* Begin Available records *

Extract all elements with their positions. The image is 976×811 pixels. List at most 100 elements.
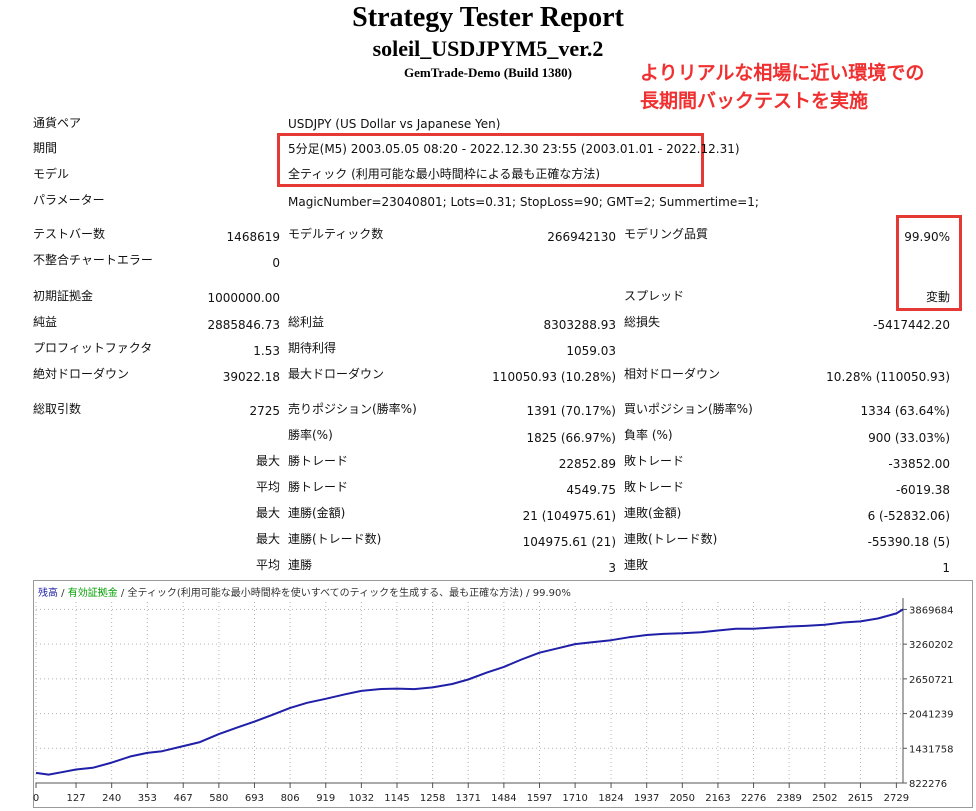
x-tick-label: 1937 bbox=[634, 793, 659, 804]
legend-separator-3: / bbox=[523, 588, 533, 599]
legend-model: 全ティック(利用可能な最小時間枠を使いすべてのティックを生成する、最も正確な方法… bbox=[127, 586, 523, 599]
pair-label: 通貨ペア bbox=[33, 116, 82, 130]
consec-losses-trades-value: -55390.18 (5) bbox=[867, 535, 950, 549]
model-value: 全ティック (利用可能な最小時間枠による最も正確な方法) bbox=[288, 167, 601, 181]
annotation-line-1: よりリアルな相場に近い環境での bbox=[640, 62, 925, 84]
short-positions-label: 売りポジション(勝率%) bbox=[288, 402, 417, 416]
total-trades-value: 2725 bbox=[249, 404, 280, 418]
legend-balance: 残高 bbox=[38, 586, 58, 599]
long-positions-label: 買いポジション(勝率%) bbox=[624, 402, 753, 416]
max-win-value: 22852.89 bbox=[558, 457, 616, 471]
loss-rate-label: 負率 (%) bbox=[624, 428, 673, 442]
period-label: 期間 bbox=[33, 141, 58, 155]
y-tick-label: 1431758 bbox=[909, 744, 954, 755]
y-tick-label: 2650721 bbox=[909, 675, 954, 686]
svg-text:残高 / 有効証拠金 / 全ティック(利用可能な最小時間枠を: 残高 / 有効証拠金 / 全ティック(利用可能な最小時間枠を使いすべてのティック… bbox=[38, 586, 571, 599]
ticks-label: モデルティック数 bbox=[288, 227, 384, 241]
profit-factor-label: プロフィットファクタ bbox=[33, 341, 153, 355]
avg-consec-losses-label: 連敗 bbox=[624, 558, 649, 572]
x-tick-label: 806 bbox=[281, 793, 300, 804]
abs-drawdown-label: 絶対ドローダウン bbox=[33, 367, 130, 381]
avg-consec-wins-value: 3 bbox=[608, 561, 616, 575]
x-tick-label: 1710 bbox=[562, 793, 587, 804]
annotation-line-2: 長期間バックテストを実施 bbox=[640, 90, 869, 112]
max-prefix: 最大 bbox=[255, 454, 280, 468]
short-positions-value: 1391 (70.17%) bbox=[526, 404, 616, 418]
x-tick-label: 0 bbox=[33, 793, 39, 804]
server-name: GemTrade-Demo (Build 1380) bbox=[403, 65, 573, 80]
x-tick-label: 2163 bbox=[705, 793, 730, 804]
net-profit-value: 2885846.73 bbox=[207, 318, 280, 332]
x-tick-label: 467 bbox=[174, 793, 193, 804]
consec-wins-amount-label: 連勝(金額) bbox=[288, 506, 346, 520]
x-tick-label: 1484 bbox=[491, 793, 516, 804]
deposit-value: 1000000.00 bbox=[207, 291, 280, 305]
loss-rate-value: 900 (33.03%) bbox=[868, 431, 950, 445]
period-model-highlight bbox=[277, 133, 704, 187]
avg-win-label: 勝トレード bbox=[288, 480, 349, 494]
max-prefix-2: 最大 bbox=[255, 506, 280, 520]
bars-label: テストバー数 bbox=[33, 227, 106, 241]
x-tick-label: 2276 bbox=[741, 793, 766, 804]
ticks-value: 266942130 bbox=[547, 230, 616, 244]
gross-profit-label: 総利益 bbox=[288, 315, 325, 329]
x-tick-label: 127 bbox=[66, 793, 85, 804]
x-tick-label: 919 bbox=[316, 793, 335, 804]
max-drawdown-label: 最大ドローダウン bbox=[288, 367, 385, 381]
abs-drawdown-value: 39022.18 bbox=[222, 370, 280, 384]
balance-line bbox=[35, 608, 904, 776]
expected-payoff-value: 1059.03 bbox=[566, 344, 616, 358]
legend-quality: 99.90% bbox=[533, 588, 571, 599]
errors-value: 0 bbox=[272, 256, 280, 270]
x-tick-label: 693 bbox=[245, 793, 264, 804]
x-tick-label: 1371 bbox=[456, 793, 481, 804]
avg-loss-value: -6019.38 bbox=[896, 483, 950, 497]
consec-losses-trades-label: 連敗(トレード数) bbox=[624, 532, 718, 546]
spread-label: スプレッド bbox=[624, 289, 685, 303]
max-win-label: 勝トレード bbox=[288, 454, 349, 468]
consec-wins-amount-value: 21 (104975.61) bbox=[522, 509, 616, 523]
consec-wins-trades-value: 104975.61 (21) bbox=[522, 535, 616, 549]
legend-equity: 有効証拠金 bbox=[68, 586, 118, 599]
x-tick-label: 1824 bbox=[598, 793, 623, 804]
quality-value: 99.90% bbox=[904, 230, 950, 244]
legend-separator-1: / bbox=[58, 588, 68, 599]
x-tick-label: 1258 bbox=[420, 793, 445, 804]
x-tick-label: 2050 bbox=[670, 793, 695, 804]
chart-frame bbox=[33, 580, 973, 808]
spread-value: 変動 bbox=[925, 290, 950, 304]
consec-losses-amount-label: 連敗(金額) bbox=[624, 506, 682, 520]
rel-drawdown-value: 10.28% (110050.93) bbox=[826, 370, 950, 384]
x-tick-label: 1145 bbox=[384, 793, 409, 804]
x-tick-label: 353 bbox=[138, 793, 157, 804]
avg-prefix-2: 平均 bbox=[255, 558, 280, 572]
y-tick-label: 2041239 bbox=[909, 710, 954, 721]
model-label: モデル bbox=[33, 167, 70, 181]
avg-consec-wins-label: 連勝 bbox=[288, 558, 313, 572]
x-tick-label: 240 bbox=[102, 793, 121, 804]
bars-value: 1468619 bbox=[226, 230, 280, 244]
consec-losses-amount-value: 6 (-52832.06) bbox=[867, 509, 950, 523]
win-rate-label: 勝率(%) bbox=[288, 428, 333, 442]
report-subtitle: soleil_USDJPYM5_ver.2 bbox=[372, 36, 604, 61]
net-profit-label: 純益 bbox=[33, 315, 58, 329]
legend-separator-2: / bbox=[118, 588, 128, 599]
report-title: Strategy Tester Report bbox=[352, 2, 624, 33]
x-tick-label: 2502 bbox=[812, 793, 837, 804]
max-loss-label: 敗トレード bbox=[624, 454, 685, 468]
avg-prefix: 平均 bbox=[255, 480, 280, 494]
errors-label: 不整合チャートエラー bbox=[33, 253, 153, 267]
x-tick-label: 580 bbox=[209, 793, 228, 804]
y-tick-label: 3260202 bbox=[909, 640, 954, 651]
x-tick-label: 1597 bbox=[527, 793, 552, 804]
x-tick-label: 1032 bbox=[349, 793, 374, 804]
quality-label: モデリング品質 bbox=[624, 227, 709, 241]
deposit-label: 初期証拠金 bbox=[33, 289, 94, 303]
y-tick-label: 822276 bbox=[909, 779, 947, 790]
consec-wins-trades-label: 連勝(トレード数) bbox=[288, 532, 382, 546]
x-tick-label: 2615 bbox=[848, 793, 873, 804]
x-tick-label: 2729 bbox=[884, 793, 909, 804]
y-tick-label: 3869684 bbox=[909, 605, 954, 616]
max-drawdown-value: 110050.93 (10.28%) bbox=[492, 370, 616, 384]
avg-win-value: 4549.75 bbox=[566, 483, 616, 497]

* End Available records *

● What is expected
Transcribe the items above without any change, starting with the line that contains "x-tick-label: 1937 bbox=[634, 793, 659, 804]" and going on through the line that contains "net-profit-value: 2885846.73 bbox=[207, 318, 280, 332]".

● Reply
x-tick-label: 1937 bbox=[634, 793, 659, 804]
legend-separator-3: / bbox=[523, 588, 533, 599]
legend-model: 全ティック(利用可能な最小時間枠を使いすべてのティックを生成する、最も正確な方法… bbox=[127, 586, 523, 599]
pair-label: 通貨ペア bbox=[33, 116, 82, 130]
consec-losses-trades-value: -55390.18 (5) bbox=[867, 535, 950, 549]
model-value: 全ティック (利用可能な最小時間枠による最も正確な方法) bbox=[288, 167, 601, 181]
annotation-line-1: よりリアルな相場に近い環境での bbox=[640, 62, 925, 84]
short-positions-label: 売りポジション(勝率%) bbox=[288, 402, 417, 416]
total-trades-value: 2725 bbox=[249, 404, 280, 418]
legend-balance: 残高 bbox=[38, 586, 58, 599]
long-positions-label: 買いポジション(勝率%) bbox=[624, 402, 753, 416]
max-win-value: 22852.89 bbox=[558, 457, 616, 471]
loss-rate-label: 負率 (%) bbox=[624, 428, 673, 442]
period-label: 期間 bbox=[33, 141, 58, 155]
y-tick-label: 1431758 bbox=[909, 744, 954, 755]
y-tick-label: 2650721 bbox=[909, 675, 954, 686]
svg-text:残高 / 有効証拠金 / 全ティック(利用可能な最小時間枠を: 残高 / 有効証拠金 / 全ティック(利用可能な最小時間枠を使いすべてのティック… bbox=[38, 586, 571, 599]
ticks-label: モデルティック数 bbox=[288, 227, 384, 241]
profit-factor-label: プロフィットファクタ bbox=[33, 341, 153, 355]
avg-consec-losses-label: 連敗 bbox=[624, 558, 649, 572]
x-tick-label: 806 bbox=[281, 793, 300, 804]
abs-drawdown-label: 絶対ドローダウン bbox=[33, 367, 130, 381]
avg-consec-wins-value: 3 bbox=[608, 561, 616, 575]
x-tick-label: 1710 bbox=[562, 793, 587, 804]
annotation-line-2: 長期間バックテストを実施 bbox=[640, 90, 869, 112]
max-prefix: 最大 bbox=[255, 454, 280, 468]
short-positions-value: 1391 (70.17%) bbox=[526, 404, 616, 418]
x-tick-label: 0 bbox=[33, 793, 39, 804]
server-name: GemTrade-Demo (Build 1380) bbox=[403, 65, 573, 80]
x-tick-label: 2163 bbox=[705, 793, 730, 804]
net-profit-value: 2885846.73 bbox=[207, 318, 280, 332]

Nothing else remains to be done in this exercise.